◆ What you will do: Search the material below for the word "this" and copy every line in which it occurs.
* begin Data excerpts *
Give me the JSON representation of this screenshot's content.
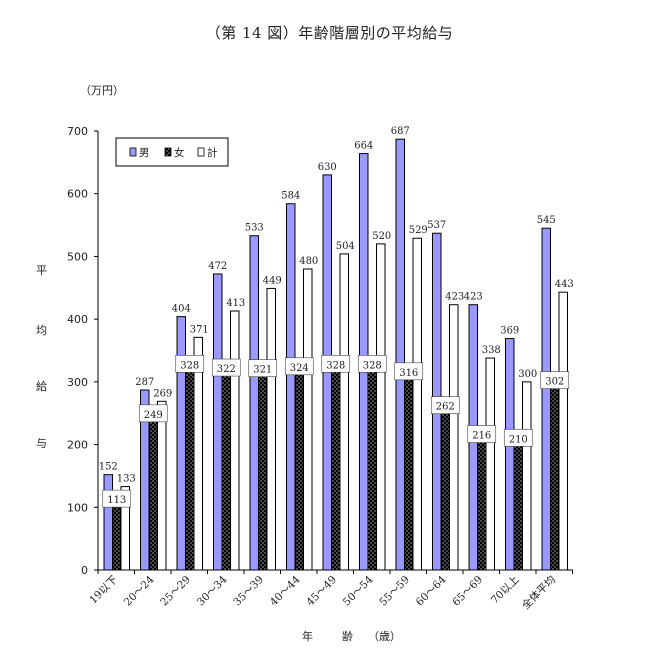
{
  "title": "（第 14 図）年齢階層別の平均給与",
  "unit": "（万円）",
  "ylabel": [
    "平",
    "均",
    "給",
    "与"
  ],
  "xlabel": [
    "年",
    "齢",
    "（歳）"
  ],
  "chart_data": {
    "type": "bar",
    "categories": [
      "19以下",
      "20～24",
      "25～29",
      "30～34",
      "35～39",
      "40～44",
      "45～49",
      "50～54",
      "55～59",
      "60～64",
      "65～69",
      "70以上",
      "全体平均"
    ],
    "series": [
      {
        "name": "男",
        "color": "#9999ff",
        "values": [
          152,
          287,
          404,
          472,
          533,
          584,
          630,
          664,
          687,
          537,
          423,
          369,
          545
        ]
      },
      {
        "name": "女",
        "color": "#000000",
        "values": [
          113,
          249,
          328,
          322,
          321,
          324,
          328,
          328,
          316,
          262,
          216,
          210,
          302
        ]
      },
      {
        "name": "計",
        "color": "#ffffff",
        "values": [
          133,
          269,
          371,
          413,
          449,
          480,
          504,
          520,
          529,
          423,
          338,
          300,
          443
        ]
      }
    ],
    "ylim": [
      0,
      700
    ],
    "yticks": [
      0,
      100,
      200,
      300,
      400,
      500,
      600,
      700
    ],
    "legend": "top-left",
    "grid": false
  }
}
* end Data excerpts *
* begin Data excerpts *
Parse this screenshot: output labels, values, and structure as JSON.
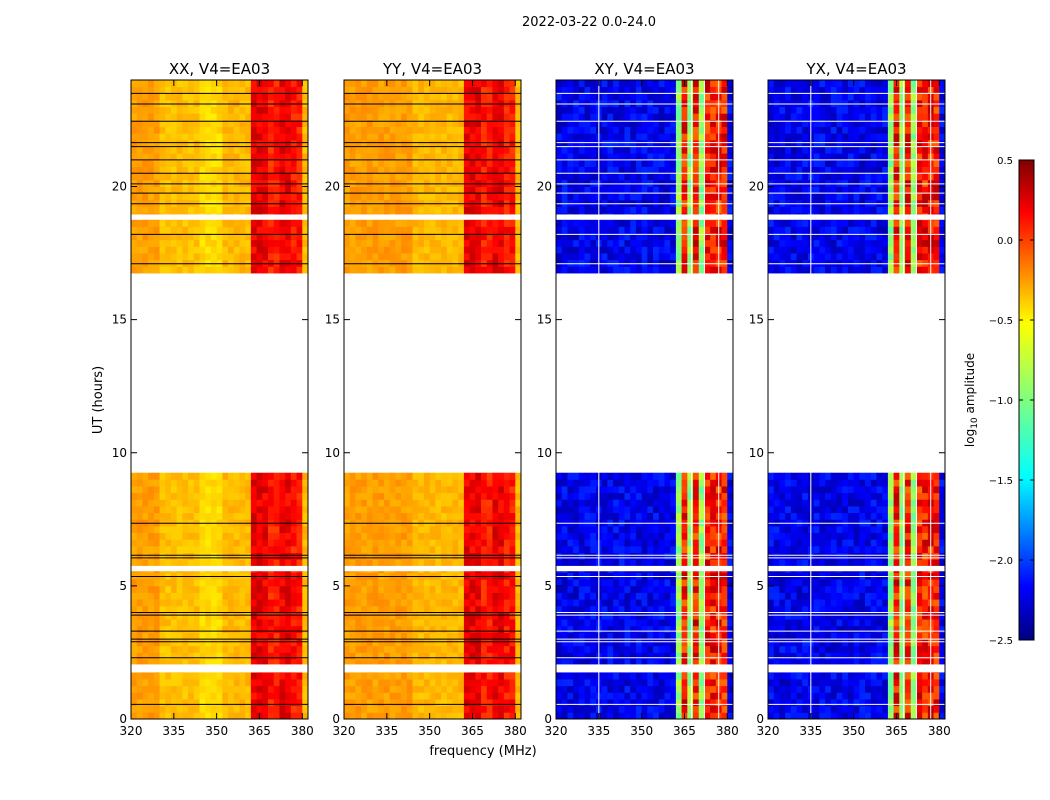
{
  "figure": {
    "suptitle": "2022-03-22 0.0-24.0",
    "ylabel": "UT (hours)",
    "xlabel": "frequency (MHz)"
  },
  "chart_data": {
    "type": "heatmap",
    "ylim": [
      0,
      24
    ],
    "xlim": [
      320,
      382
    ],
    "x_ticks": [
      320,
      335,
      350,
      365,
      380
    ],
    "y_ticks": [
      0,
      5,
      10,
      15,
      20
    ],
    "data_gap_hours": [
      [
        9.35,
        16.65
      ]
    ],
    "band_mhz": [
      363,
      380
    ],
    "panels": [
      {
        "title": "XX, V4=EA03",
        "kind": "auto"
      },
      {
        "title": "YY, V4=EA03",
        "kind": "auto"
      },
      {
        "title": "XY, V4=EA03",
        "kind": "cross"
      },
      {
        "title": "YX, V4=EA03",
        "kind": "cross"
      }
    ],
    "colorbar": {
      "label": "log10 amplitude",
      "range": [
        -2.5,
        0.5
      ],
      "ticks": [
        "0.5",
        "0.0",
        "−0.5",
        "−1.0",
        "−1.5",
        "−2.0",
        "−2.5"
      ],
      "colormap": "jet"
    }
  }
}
* end Data excerpts *
◆ Reply to the exercise:
Give me the JSON representation of this screenshot's content.
Parse this screenshot: output labels, values, and structure as JSON.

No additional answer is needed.